Recorded data:
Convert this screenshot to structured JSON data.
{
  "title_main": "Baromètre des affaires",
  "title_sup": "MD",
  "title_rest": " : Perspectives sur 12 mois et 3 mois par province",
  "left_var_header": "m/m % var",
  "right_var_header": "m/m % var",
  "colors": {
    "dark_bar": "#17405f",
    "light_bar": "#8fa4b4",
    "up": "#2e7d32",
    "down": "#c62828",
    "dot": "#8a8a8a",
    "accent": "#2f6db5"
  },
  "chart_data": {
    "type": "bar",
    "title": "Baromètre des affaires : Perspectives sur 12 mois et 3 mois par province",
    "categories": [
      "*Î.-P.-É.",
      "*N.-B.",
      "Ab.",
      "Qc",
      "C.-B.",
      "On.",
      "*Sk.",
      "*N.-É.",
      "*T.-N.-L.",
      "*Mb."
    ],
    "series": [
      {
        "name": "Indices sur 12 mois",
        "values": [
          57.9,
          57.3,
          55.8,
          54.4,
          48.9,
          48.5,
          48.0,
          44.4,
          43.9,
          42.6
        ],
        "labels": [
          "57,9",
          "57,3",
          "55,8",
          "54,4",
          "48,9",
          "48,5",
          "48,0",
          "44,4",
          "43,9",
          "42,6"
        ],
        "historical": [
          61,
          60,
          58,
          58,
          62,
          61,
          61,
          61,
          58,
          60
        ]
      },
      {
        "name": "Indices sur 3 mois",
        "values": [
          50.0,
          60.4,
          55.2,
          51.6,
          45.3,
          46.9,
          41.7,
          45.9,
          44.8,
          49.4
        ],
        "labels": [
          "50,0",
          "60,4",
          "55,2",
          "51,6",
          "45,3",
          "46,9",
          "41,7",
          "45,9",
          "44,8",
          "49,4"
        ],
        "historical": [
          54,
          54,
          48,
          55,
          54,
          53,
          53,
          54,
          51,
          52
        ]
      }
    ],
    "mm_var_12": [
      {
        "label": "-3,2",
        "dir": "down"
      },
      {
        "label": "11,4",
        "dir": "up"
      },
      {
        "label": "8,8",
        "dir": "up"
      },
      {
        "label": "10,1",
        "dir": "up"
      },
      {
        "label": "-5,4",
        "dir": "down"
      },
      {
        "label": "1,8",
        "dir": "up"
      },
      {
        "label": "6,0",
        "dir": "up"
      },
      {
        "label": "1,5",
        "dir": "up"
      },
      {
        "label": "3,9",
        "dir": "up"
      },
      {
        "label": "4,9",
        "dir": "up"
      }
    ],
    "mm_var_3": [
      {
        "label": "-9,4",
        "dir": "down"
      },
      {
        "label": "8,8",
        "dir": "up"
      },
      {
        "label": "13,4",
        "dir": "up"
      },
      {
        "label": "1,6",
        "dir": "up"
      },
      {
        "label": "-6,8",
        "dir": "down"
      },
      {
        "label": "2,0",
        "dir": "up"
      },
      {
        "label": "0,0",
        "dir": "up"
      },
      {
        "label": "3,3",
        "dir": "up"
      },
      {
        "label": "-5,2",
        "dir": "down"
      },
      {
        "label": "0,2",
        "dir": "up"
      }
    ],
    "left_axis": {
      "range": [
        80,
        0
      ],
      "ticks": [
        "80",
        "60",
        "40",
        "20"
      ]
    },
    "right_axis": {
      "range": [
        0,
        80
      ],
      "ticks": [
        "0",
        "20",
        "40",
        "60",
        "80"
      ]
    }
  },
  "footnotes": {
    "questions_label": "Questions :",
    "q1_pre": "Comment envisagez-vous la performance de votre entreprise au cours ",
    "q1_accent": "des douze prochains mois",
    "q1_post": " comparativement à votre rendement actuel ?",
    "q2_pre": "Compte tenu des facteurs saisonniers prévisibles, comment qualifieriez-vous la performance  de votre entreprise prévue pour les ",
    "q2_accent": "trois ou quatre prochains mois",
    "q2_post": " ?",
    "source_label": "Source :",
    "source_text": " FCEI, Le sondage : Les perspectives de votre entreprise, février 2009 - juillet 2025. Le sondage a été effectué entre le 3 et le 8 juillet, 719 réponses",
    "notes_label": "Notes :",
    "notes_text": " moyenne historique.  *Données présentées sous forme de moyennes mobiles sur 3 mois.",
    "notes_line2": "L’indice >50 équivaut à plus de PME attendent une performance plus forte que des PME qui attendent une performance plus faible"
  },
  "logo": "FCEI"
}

Aim of the task: Count the lines that hold the string "prochains", and reply with that number alone.

Result of the task: 2